Some records »
• • • •
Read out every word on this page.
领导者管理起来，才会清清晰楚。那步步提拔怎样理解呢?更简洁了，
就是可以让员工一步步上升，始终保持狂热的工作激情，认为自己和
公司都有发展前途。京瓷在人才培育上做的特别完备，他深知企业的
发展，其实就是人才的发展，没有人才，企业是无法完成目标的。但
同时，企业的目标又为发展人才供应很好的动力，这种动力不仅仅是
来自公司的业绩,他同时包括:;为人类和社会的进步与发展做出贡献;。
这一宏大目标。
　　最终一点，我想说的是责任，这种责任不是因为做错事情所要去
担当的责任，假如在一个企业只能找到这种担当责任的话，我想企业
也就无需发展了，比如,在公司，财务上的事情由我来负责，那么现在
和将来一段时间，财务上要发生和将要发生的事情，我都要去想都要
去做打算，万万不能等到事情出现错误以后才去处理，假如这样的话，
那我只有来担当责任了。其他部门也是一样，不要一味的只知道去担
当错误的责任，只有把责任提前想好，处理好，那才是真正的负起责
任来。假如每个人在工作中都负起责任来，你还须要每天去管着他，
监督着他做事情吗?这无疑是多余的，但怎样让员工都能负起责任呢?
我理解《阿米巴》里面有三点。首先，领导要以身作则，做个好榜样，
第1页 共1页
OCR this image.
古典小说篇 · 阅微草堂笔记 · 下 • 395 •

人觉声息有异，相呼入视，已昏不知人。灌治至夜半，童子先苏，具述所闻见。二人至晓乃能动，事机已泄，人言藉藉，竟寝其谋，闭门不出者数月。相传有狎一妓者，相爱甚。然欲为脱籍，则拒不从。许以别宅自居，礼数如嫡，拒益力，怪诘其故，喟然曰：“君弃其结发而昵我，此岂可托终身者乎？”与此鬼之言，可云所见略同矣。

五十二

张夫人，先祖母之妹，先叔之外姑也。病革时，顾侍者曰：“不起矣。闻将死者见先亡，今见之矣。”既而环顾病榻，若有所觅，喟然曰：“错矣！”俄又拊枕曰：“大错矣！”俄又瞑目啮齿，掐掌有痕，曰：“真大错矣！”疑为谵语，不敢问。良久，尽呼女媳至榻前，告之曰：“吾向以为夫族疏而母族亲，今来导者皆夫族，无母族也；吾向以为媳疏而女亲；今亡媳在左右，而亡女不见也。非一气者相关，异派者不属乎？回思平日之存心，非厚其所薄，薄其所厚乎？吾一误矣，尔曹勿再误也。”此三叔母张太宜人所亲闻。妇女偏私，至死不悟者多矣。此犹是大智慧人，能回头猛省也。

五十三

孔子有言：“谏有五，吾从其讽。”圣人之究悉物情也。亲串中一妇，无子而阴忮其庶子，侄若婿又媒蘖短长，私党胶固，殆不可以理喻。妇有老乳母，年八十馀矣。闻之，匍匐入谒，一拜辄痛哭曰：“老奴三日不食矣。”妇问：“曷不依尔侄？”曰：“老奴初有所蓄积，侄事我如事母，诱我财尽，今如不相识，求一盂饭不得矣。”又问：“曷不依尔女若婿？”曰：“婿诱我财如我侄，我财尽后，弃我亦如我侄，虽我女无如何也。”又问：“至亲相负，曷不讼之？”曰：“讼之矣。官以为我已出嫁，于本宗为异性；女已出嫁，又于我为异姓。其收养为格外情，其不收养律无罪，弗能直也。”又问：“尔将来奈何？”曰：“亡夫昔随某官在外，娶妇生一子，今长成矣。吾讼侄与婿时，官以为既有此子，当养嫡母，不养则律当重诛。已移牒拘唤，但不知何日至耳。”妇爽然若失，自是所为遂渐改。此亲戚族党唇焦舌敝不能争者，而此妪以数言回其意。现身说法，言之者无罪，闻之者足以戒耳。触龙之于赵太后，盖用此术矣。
• • • •
What you will do » Extract the entries above verbatim.

Response »
Read out every word on this page.
领导者管理起来，才会清清晰楚。那步步提拔怎样理解呢?更简洁了，
就是可以让员工一步步上升，始终保持狂热的工作激情，认为自己和
公司都有发展前途。京瓷在人才培育上做的特别完备，他深知企业的
发展，其实就是人才的发展，没有人才，企业是无法完成目标的。但
同时，企业的目标又为发展人才供应很好的动力，这种动力不仅仅是
来自公司的业绩,他同时包括:;为人类和社会的进步与发展做出贡献;。
这一宏大目标。
　　最终一点，我想说的是责任，这种责任不是因为做错事情所要去
担当的责任，假如在一个企业只能找到这种担当责任的话，我想企业
也就无需发展了，比如,在公司，财务上的事情由我来负责，那么现在
和将来一段时间，财务上要发生和将要发生的事情，我都要去想都要
去做打算，万万不能等到事情出现错误以后才去处理，假如这样的话，
那我只有来担当责任了。其他部门也是一样，不要一味的只知道去担
当错误的责任，只有把责任提前想好，处理好，那才是真正的负起责
任来。假如每个人在工作中都负起责任来，你还须要每天去管着他，
监督着他做事情吗?这无疑是多余的，但怎样让员工都能负起责任呢?
我理解《阿米巴》里面有三点。首先，领导要以身作则，做个好榜样，
第1页 共1页
OCR this image.
古典小说篇 · 阅微草堂笔记 · 下 • 395 •

人觉声息有异，相呼入视，已昏不知人。灌治至夜半，童子先苏，具述所闻见。二人至晓乃能动，事机已泄，人言藉藉，竟寝其谋，闭门不出者数月。相传有狎一妓者，相爱甚。然欲为脱籍，则拒不从。许以别宅自居，礼数如嫡，拒益力，怪诘其故，喟然曰：“君弃其结发而昵我，此岂可托终身者乎？”与此鬼之言，可云所见略同矣。

五十二

张夫人，先祖母之妹，先叔之外姑也。病革时，顾侍者曰：“不起矣。闻将死者见先亡，今见之矣。”既而环顾病榻，若有所觅，喟然曰：“错矣！”俄又拊枕曰：“大错矣！”俄又瞑目啮齿，掐掌有痕，曰：“真大错矣！”疑为谵语，不敢问。良久，尽呼女媳至榻前，告之曰：“吾向以为夫族疏而母族亲，今来导者皆夫族，无母族也；吾向以为媳疏而女亲；今亡媳在左右，而亡女不见也。非一气者相关，异派者不属乎？回思平日之存心，非厚其所薄，薄其所厚乎？吾一误矣，尔曹勿再误也。”此三叔母张太宜人所亲闻。妇女偏私，至死不悟者多矣。此犹是大智慧人，能回头猛省也。

五十三

孔子有言：“谏有五，吾从其讽。”圣人之究悉物情也。亲串中一妇，无子而阴忮其庶子，侄若婿又媒蘖短长，私党胶固，殆不可以理喻。妇有老乳母，年八十馀矣。闻之，匍匐入谒，一拜辄痛哭曰：“老奴三日不食矣。”妇问：“曷不依尔侄？”曰：“老奴初有所蓄积，侄事我如事母，诱我财尽，今如不相识，求一盂饭不得矣。”又问：“曷不依尔女若婿？”曰：“婿诱我财如我侄，我财尽后，弃我亦如我侄，虽我女无如何也。”又问：“至亲相负，曷不讼之？”曰：“讼之矣。官以为我已出嫁，于本宗为异性；女已出嫁，又于我为异姓。其收养为格外情，其不收养律无罪，弗能直也。”又问：“尔将来奈何？”曰：“亡夫昔随某官在外，娶妇生一子，今长成矣。吾讼侄与婿时，官以为既有此子，当养嫡母，不养则律当重诛。已移牒拘唤，但不知何日至耳。”妇爽然若失，自是所为遂渐改。此亲戚族党唇焦舌敝不能争者，而此妪以数言回其意。现身说法，言之者无罪，闻之者足以戒耳。触龙之于赵太后，盖用此术矣。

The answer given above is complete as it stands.